:: SET EXERCISE ::
Would you quote the material below in full and unchanged?

:: DATA EXTRACT ::
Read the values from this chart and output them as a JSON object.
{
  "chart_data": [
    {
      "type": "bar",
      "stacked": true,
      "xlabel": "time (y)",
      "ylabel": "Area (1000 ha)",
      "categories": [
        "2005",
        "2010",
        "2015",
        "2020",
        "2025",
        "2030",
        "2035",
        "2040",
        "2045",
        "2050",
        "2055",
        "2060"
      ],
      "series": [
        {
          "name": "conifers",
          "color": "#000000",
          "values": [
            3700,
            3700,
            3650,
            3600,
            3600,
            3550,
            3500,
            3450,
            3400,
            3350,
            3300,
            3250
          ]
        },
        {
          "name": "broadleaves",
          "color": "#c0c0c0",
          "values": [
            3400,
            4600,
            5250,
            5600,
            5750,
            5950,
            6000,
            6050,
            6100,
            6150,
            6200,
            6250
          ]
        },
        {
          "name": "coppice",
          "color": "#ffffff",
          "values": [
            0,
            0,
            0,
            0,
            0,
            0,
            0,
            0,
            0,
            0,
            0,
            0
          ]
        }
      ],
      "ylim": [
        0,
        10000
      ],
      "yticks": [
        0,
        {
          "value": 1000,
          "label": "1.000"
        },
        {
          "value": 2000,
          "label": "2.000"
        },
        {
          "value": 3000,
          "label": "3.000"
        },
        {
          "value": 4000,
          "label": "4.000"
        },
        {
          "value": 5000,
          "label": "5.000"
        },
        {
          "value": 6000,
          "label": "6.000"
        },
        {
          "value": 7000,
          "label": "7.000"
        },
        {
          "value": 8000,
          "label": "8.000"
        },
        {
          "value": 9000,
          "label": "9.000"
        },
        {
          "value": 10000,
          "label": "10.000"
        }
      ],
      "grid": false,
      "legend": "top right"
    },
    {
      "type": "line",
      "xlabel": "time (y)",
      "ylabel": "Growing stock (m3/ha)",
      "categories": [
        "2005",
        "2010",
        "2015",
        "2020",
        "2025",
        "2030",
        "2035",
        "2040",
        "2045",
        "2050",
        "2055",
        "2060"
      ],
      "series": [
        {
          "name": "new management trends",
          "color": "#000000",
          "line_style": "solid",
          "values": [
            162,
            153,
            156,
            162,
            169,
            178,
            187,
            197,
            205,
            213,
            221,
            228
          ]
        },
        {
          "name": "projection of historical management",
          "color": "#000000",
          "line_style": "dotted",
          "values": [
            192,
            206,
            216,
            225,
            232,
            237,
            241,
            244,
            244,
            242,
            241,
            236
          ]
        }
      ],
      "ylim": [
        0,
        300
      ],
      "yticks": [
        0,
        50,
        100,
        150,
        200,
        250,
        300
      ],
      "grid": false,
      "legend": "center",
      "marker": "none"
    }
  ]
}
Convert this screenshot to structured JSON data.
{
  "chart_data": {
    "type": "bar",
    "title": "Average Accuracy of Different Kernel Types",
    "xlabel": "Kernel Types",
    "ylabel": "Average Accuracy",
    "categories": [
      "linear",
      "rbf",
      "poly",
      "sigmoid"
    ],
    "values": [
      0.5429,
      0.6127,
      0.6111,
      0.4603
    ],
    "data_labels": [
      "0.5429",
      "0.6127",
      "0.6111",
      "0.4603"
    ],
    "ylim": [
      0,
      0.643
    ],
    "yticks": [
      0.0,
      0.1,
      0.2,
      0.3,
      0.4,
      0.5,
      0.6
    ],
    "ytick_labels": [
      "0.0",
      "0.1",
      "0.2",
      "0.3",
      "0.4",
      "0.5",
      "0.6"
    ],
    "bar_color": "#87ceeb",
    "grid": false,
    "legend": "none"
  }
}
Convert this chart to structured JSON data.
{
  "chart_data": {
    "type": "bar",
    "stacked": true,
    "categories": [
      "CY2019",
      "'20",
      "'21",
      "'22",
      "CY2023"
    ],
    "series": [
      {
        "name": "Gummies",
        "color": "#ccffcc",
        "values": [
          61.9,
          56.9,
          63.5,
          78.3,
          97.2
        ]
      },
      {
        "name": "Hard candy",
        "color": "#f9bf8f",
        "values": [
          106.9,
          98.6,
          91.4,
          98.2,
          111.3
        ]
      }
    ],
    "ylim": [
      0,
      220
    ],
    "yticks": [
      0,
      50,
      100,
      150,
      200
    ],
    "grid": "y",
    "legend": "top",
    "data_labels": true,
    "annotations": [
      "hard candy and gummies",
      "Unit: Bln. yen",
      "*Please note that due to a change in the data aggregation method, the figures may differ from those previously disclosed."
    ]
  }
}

:: FINAL ANSWER ::
Read the values from this chart and output them as a JSON object.
{
  "chart_data": [
    {
      "type": "bar",
      "stacked": true,
      "xlabel": "time (y)",
      "ylabel": "Area (1000 ha)",
      "categories": [
        "2005",
        "2010",
        "2015",
        "2020",
        "2025",
        "2030",
        "2035",
        "2040",
        "2045",
        "2050",
        "2055",
        "2060"
      ],
      "series": [
        {
          "name": "conifers",
          "color": "#000000",
          "values": [
            3700,
            3700,
            3650,
            3600,
            3600,
            3550,
            3500,
            3450,
            3400,
            3350,
            3300,
            3250
          ]
        },
        {
          "name": "broadleaves",
          "color": "#c0c0c0",
          "values": [
            3400,
            4600,
            5250,
            5600,
            5750,
            5950,
            6000,
            6050,
            6100,
            6150,
            6200,
            6250
          ]
        },
        {
          "name": "coppice",
          "color": "#ffffff",
          "values": [
            0,
            0,
            0,
            0,
            0,
            0,
            0,
            0,
            0,
            0,
            0,
            0
          ]
        }
      ],
      "ylim": [
        0,
        10000
      ],
      "yticks": [
        0,
        {
          "value": 1000,
          "label": "1.000"
        },
        {
          "value": 2000,
          "label": "2.000"
        },
        {
          "value": 3000,
          "label": "3.000"
        },
        {
          "value": 4000,
          "label": "4.000"
        },
        {
          "value": 5000,
          "label": "5.000"
        },
        {
          "value": 6000,
          "label": "6.000"
        },
        {
          "value": 7000,
          "label": "7.000"
        },
        {
          "value": 8000,
          "label": "8.000"
        },
        {
          "value": 9000,
          "label": "9.000"
        },
        {
          "value": 10000,
          "label": "10.000"
        }
      ],
      "grid": false,
      "legend": "top right"
    },
    {
      "type": "line",
      "xlabel": "time (y)",
      "ylabel": "Growing stock (m3/ha)",
      "categories": [
        "2005",
        "2010",
        "2015",
        "2020",
        "2025",
        "2030",
        "2035",
        "2040",
        "2045",
        "2050",
        "2055",
        "2060"
      ],
      "series": [
        {
          "name": "new management trends",
          "color": "#000000",
          "line_style": "solid",
          "values": [
            162,
            153,
            156,
            162,
            169,
            178,
            187,
            197,
            205,
            213,
            221,
            228
          ]
        },
        {
          "name": "projection of historical management",
          "color": "#000000",
          "line_style": "dotted",
          "values": [
            192,
            206,
            216,
            225,
            232,
            237,
            241,
            244,
            244,
            242,
            241,
            236
          ]
        }
      ],
      "ylim": [
        0,
        300
      ],
      "yticks": [
        0,
        50,
        100,
        150,
        200,
        250,
        300
      ],
      "grid": false,
      "legend": "center",
      "marker": "none"
    }
  ]
}
Convert this screenshot to structured JSON data.
{
  "chart_data": {
    "type": "bar",
    "title": "Average Accuracy of Different Kernel Types",
    "xlabel": "Kernel Types",
    "ylabel": "Average Accuracy",
    "categories": [
      "linear",
      "rbf",
      "poly",
      "sigmoid"
    ],
    "values": [
      0.5429,
      0.6127,
      0.6111,
      0.4603
    ],
    "data_labels": [
      "0.5429",
      "0.6127",
      "0.6111",
      "0.4603"
    ],
    "ylim": [
      0,
      0.643
    ],
    "yticks": [
      0.0,
      0.1,
      0.2,
      0.3,
      0.4,
      0.5,
      0.6
    ],
    "ytick_labels": [
      "0.0",
      "0.1",
      "0.2",
      "0.3",
      "0.4",
      "0.5",
      "0.6"
    ],
    "bar_color": "#87ceeb",
    "grid": false,
    "legend": "none"
  }
}
Convert this chart to structured JSON data.
{
  "chart_data": {
    "type": "bar",
    "stacked": true,
    "categories": [
      "CY2019",
      "'20",
      "'21",
      "'22",
      "CY2023"
    ],
    "series": [
      {
        "name": "Gummies",
        "color": "#ccffcc",
        "values": [
          61.9,
          56.9,
          63.5,
          78.3,
          97.2
        ]
      },
      {
        "name": "Hard candy",
        "color": "#f9bf8f",
        "values": [
          106.9,
          98.6,
          91.4,
          98.2,
          111.3
        ]
      }
    ],
    "ylim": [
      0,
      220
    ],
    "yticks": [
      0,
      50,
      100,
      150,
      200
    ],
    "grid": "y",
    "legend": "top",
    "data_labels": true,
    "annotations": [
      "hard candy and gummies",
      "Unit: Bln. yen",
      "*Please note that due to a change in the data aggregation method, the figures may differ from those previously disclosed."
    ]
  }
}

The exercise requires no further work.